Start of Document

Diana Maynard is a British computer scientist and computational linguist who works as a senior research fellow in the Natural Language Processing Group of the Department of Computer Science at the University of Sheffield.

Education and career
Maynard is originally from Chertsey. She was educated in Manchester, earning a bachelor's degree in 1995 at the University of Manchester Institute of Science and Technology, a master's degree from the University of Manchester in 1996, and a Ph.D. from Manchester Metropolitan University in 2000, completed despite becoming nearly blind from complications of childhood diabetes during her graduate studies.

Research
Maynard has been a researcher associated with the General Architecture for Text Engineering (GATE) project at Sheffield since 2000. Her research with the project includes the development of the Java Annotation Patterns Engine (JAPE) for using regular expressions to process annotations, as well as research on information extraction and sentiment analysis.

She is also associated with the Centre for Freedom of the Media, a research centre based at Sheffield, with whom she has worked on tools for monitoring attacks on journalists.

End of Document
Start of Records supplied

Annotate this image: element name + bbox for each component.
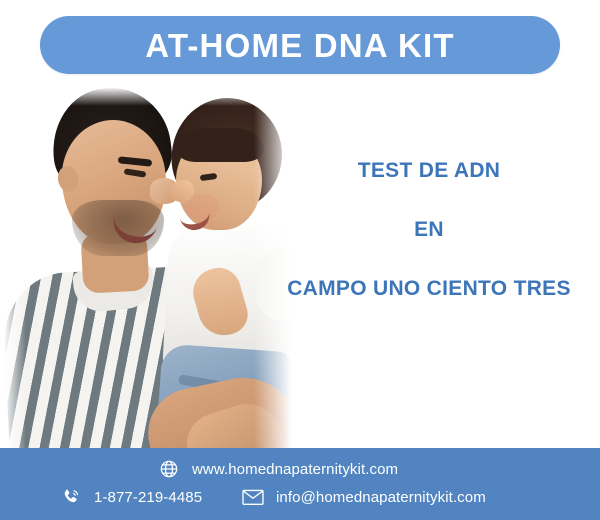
envelope-icon (242, 486, 264, 508)
footer-email-row[interactable]: info@homednapaternitykit.com (242, 486, 486, 508)
baby-fringe (176, 128, 264, 162)
header-banner: AT-HOME DNA KIT (40, 16, 560, 74)
promo-line-preposition: EN (258, 219, 600, 240)
footer-email-text: info@homednapaternitykit.com (276, 490, 486, 505)
photo-edge-fade-left (0, 82, 26, 472)
baby-nose (170, 180, 194, 202)
promo-line-location: CAMPO UNO CIENTO TRES (258, 278, 600, 299)
hero-photo (0, 82, 302, 472)
phone-icon (60, 486, 82, 508)
footer-website-row[interactable]: www.homednapaternitykit.com (158, 458, 398, 480)
photo-edge-fade-top (0, 82, 302, 106)
footer-phone-text: 1-877-219-4485 (94, 490, 202, 505)
footer-website-text: www.homednapaternitykit.com (192, 462, 398, 477)
globe-icon (158, 458, 180, 480)
promo-text-block: TEST DE ADN EN CAMPO UNO CIENTO TRES (258, 160, 600, 299)
page-title: AT-HOME DNA KIT (145, 29, 454, 62)
footer-phone-row[interactable]: 1-877-219-4485 (60, 486, 202, 508)
promo-line-service: TEST DE ADN (258, 160, 600, 181)
dna-test-poster: AT-HOME DNA KIT (0, 0, 600, 520)
contact-footer: www.homednapaternitykit.com 1-877-219-44… (0, 448, 600, 520)
photo-canvas (0, 82, 302, 472)
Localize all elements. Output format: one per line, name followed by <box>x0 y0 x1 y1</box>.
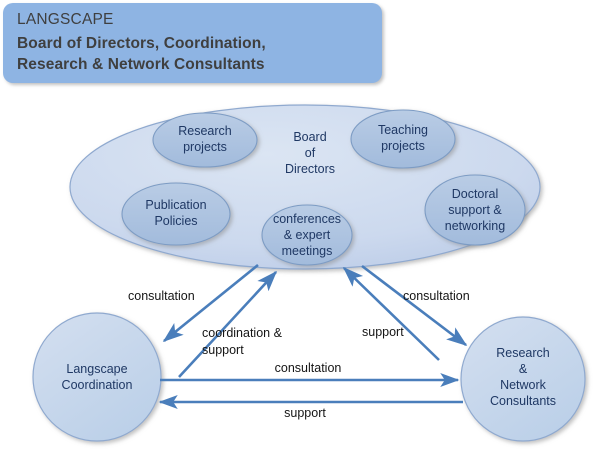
edge-label-consultants-to-coordination: support <box>250 405 360 422</box>
edge-label-coordination-to-board-line-1: coordination & <box>202 325 282 342</box>
edge-label-coordination-to-board-line-2: support <box>202 342 282 359</box>
edge-label-board-to-coordination: consultation <box>128 288 195 305</box>
edge-label-board-to-consultants: consultation <box>403 288 470 305</box>
research-projects-ellipse[interactable] <box>153 113 257 167</box>
teaching-projects-ellipse[interactable] <box>351 110 455 168</box>
diagram-root: LANGSCAPE Board of Directors, Coordinati… <box>0 0 605 454</box>
doctoral-support-networking-ellipse[interactable] <box>425 175 525 245</box>
edge-label-consultants-to-board: support <box>362 324 404 341</box>
diagram-canvas <box>0 0 605 454</box>
conferences-expert-meetings-ellipse[interactable] <box>262 205 352 265</box>
edge-label-coordination-to-consultants: consultation <box>238 360 378 377</box>
research-network-consultants-circle[interactable] <box>461 317 585 441</box>
publication-policies-ellipse[interactable] <box>122 183 230 245</box>
edge-label-coordination-to-board: coordination & support <box>202 325 282 359</box>
langscape-coordination-circle[interactable] <box>33 313 161 441</box>
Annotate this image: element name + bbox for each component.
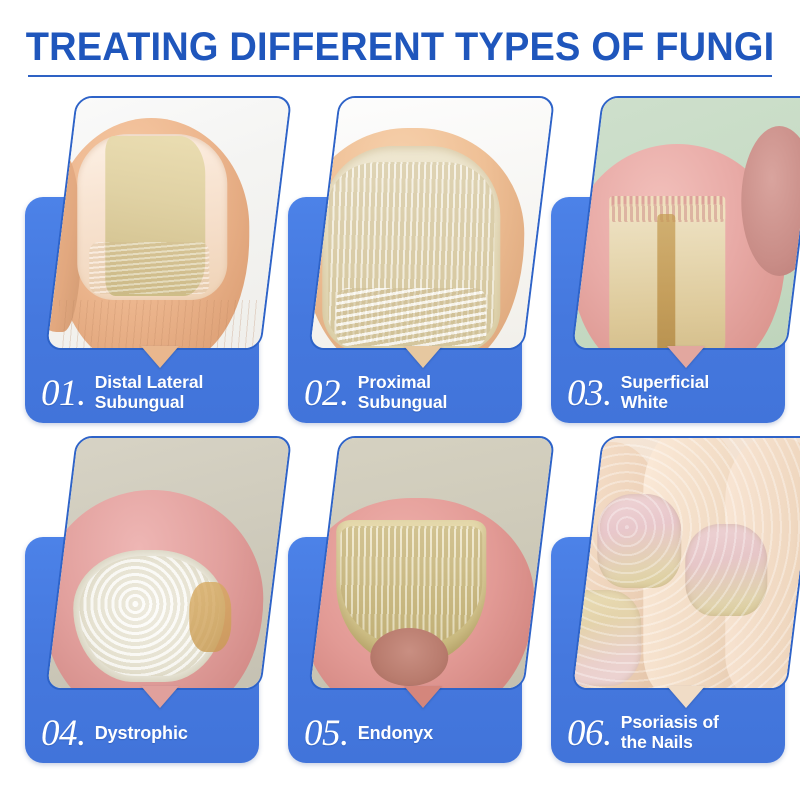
card-photo-inner: [45, 96, 291, 350]
fungi-card-04[interactable]: 04. Dystrophic: [25, 436, 261, 766]
card-photo-inner: [308, 436, 554, 690]
card-title: Superficial White: [621, 373, 709, 412]
card-title: Dystrophic: [95, 723, 188, 743]
card-photo-plate-wrap: [45, 96, 261, 358]
card-label: 06. Psoriasis of the Nails: [551, 704, 785, 762]
card-title-line1: Superficial: [621, 372, 709, 392]
card-title-line2: the Nails: [621, 732, 693, 752]
card-label: 01. Distal Lateral Subungual: [25, 364, 259, 422]
card-label: 05. Endonyx: [288, 704, 522, 762]
card-photo-plate-wrap: [308, 96, 524, 358]
card-photo-plate: [571, 96, 800, 350]
fungi-type-grid: 01. Distal Lateral Subungual: [0, 96, 800, 796]
card-number: 06.: [567, 715, 612, 752]
card-photo-plate: [308, 96, 555, 350]
card-title-line1: Distal Lateral: [95, 372, 204, 392]
toenail-superficial-white-photo: [571, 96, 800, 350]
toenail-distal-lateral-subungual-photo: [45, 96, 291, 350]
onycholysis-gap: [370, 628, 448, 686]
fungi-card-05[interactable]: 05. Endonyx: [288, 436, 524, 766]
card-title-line2: White: [621, 392, 668, 412]
card-photo-plate-wrap: [45, 436, 261, 698]
card-number: 02.: [304, 375, 349, 412]
nail-pitting-texture: [571, 436, 800, 690]
card-photo-plate-wrap: [571, 436, 787, 698]
card-photo-plate: [308, 436, 555, 690]
card-title-line1: Proximal: [358, 372, 431, 392]
card-title-line2: Subungual: [358, 392, 448, 412]
nail-ridging-texture: [89, 242, 209, 294]
fingernail-psoriasis-photo: [571, 436, 800, 690]
card-title-line2: Subungual: [95, 392, 185, 412]
infographic-page: TREATING DIFFERENT TYPES OF FUNGI: [0, 0, 800, 800]
subungual-debris-texture: [336, 288, 486, 346]
card-photo-plate: [571, 436, 800, 690]
card-photo-inner: [571, 436, 800, 690]
title-underline-rule: [28, 75, 772, 77]
toenail-proximal-subungual-photo: [308, 96, 554, 350]
card-label: 02. Proximal Subungual: [288, 364, 522, 422]
fungi-card-02[interactable]: 02. Proximal Subungual: [288, 96, 524, 426]
card-title: Endonyx: [358, 723, 433, 743]
page-title-text: TREATING DIFFERENT TYPES OF FUNGI: [26, 26, 775, 68]
page-title: TREATING DIFFERENT TYPES OF FUNGI: [0, 26, 800, 77]
card-photo-inner: [45, 436, 291, 690]
card-title-line1: Psoriasis of: [621, 712, 719, 732]
card-number: 01.: [41, 375, 86, 412]
card-photo-plate: [45, 96, 292, 350]
card-title: Proximal Subungual: [358, 373, 448, 412]
toenail-endonyx-photo: [308, 436, 554, 690]
card-photo-plate-wrap: [571, 96, 787, 358]
card-title: Distal Lateral Subungual: [95, 373, 204, 412]
fungi-card-01[interactable]: 01. Distal Lateral Subungual: [25, 96, 261, 426]
longitudinal-streak: [657, 214, 675, 350]
card-label: 04. Dystrophic: [25, 704, 259, 762]
fungi-card-03[interactable]: 03. Superficial White: [551, 96, 787, 426]
card-title: Psoriasis of the Nails: [621, 713, 719, 752]
card-number: 03.: [567, 375, 612, 412]
skin-fold-texture: [59, 300, 259, 350]
card-number: 05.: [304, 715, 349, 752]
card-number: 04.: [41, 715, 86, 752]
toenail-dystrophic-photo: [45, 436, 291, 690]
discoloration-patch: [189, 582, 231, 652]
card-photo-plate: [45, 436, 292, 690]
card-photo-inner: [571, 96, 800, 350]
card-photo-inner: [308, 96, 554, 350]
fungi-card-06[interactable]: 06. Psoriasis of the Nails: [551, 436, 787, 766]
card-photo-plate-wrap: [308, 436, 524, 698]
card-label: 03. Superficial White: [551, 364, 785, 422]
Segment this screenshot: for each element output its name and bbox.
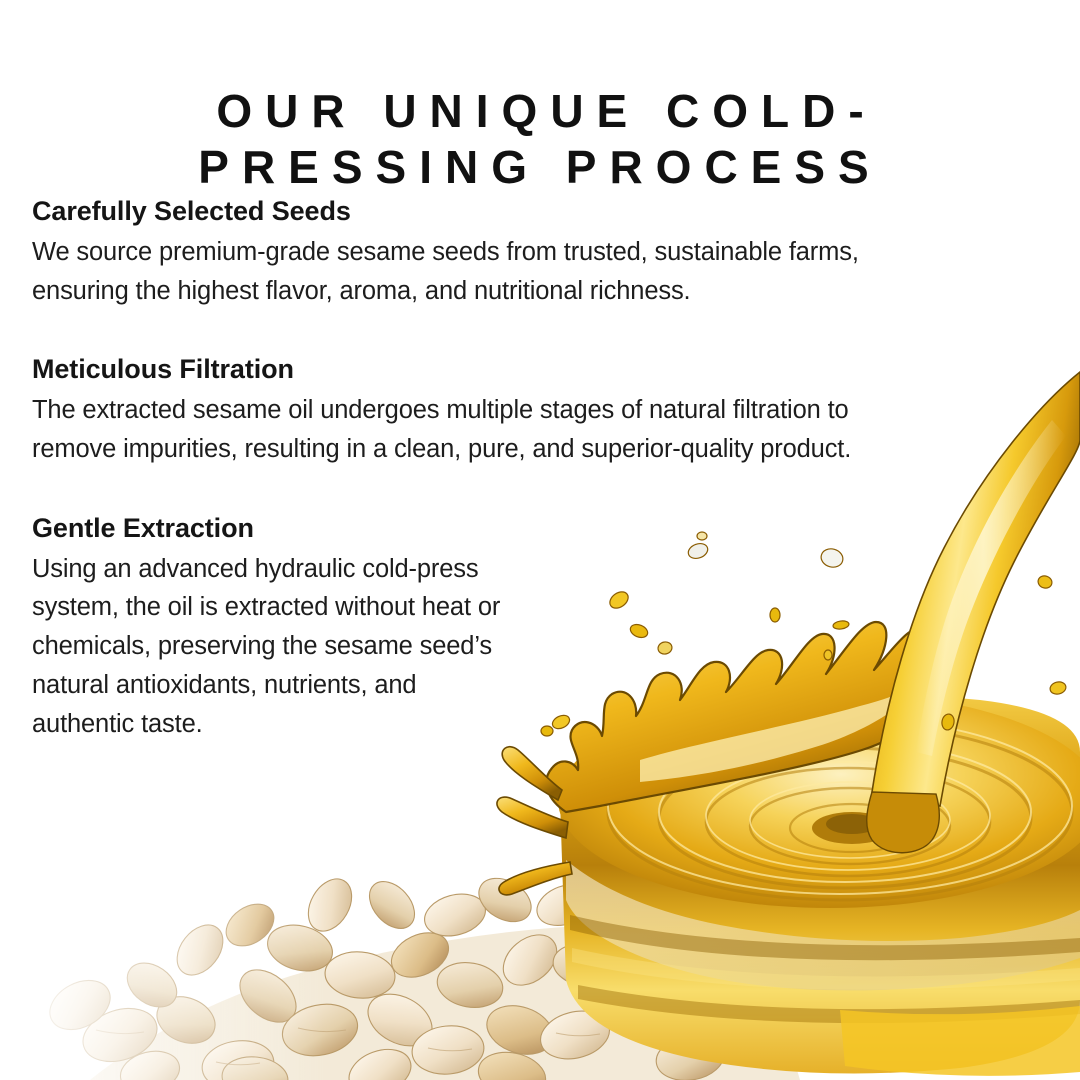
step-heading: Carefully Selected Seeds <box>32 196 952 228</box>
page-title: Our Unique Cold-Pressing Process <box>60 83 1020 196</box>
cold-pressing-process-infographic: Our Unique Cold-Pressing Process Careful… <box>0 0 1080 1080</box>
process-step-gentle-extraction: Gentle Extraction Using an advanced hydr… <box>32 513 952 744</box>
process-steps-list: Carefully Selected Seeds We source premi… <box>32 196 952 743</box>
step-heading: Gentle Extraction <box>32 513 952 545</box>
step-heading: Meticulous Filtration <box>32 354 952 386</box>
splash-spray <box>497 747 572 895</box>
oil-bowl-with-ripples <box>558 692 1080 1076</box>
process-step-meticulous-filtration: Meticulous Filtration The extracted sesa… <box>32 354 952 468</box>
process-step-carefully-selected-seeds: Carefully Selected Seeds We source premi… <box>32 196 952 310</box>
step-body: Using an advanced hydraulic cold-press s… <box>32 550 512 744</box>
sesame-seed-pile <box>41 857 800 1080</box>
step-body: The extracted sesame oil undergoes multi… <box>32 391 892 469</box>
step-body: We source premium-grade sesame seeds fro… <box>32 233 952 311</box>
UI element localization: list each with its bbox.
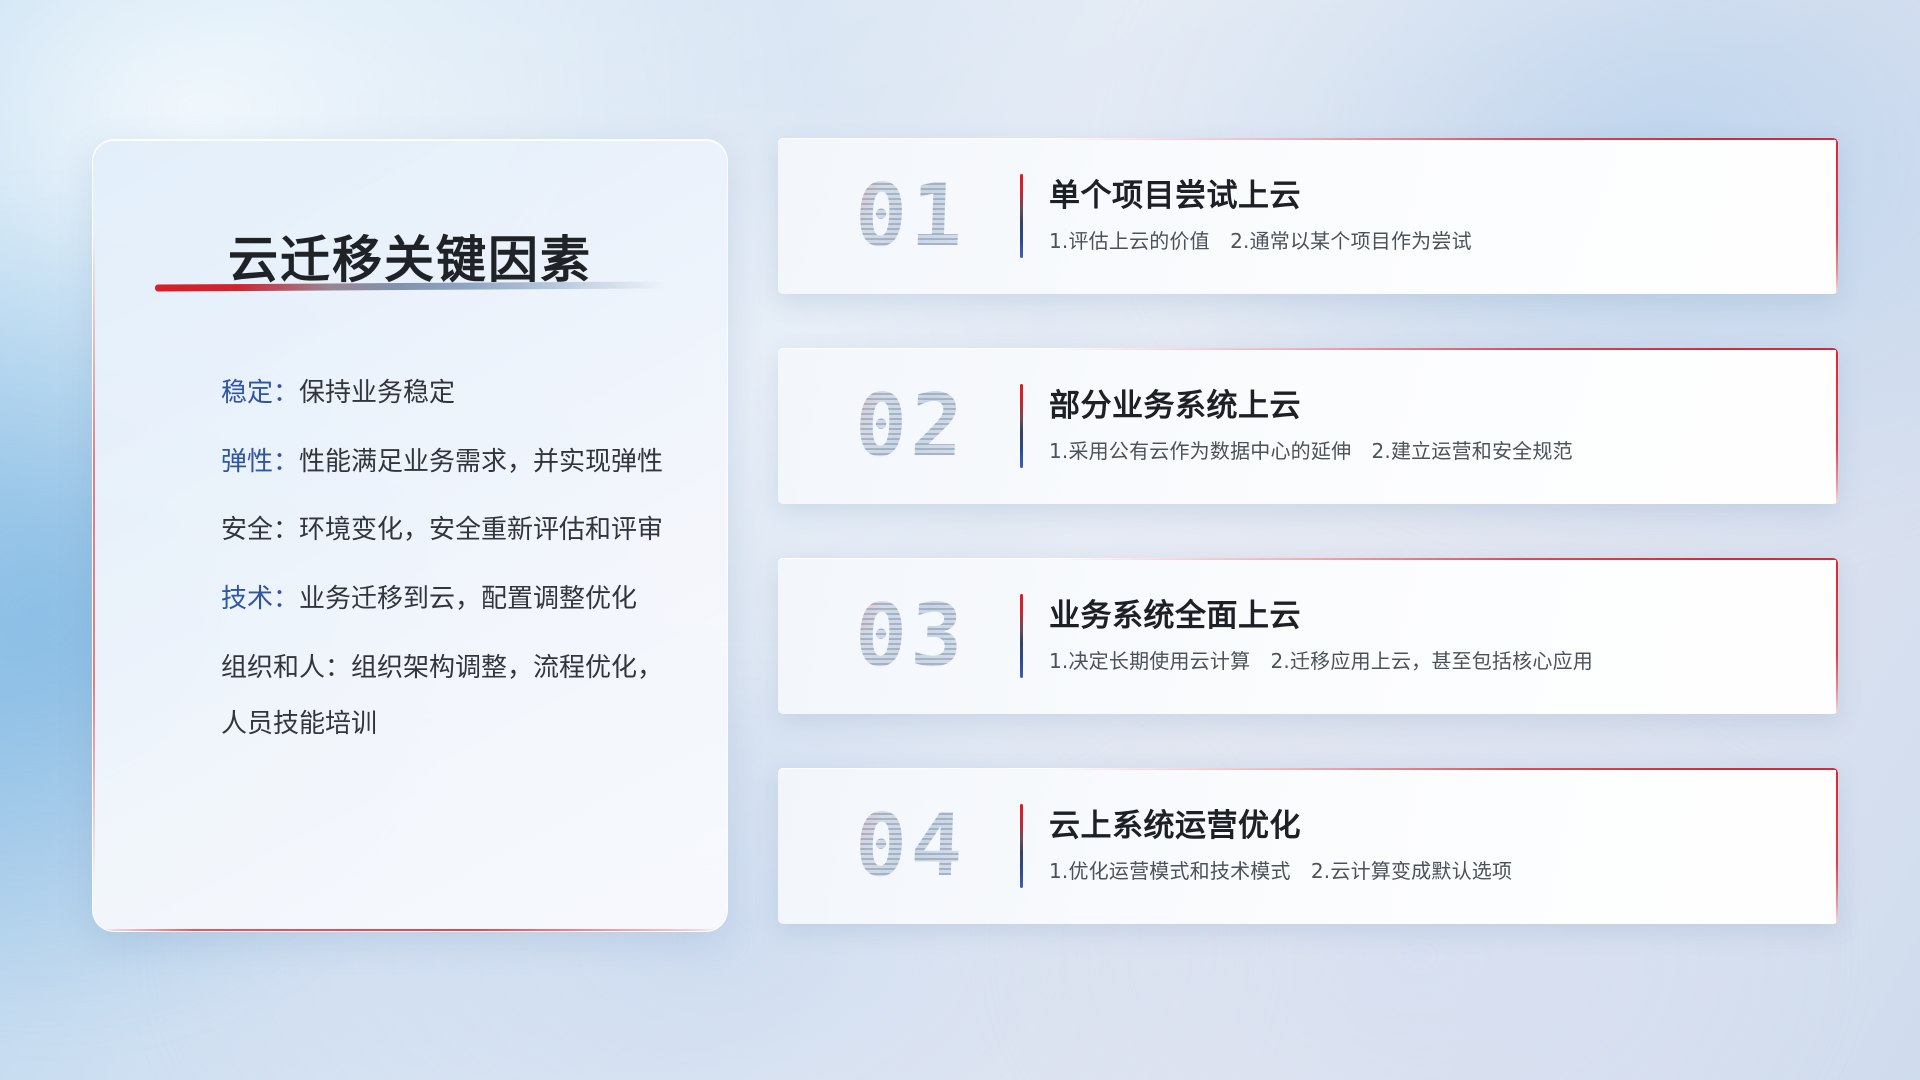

End of Records supplied

Given request 1
Rewrite the paragraph in the text on Diana Maynard that begins "Maynard is originally from Chertsey" as a short bulleted list, keeping its main facts.
Given request 2
According to the text on Diana Maynard, what does the Java Annotation Patterns Engine use regular expressions to do?

Solution 1
- Originally from Chertsey
- Bachelor's degree, 1995, University of Manchester Institute of Science and Technology
- Master's degree, 1996, University of Manchester
- Ph.D., 2000, Manchester Metropolitan University
- Completed the Ph.D. despite becoming nearly blind during graduate studies from complications of childhood diabetes

Solution 2
It uses regular expressions to process annotations.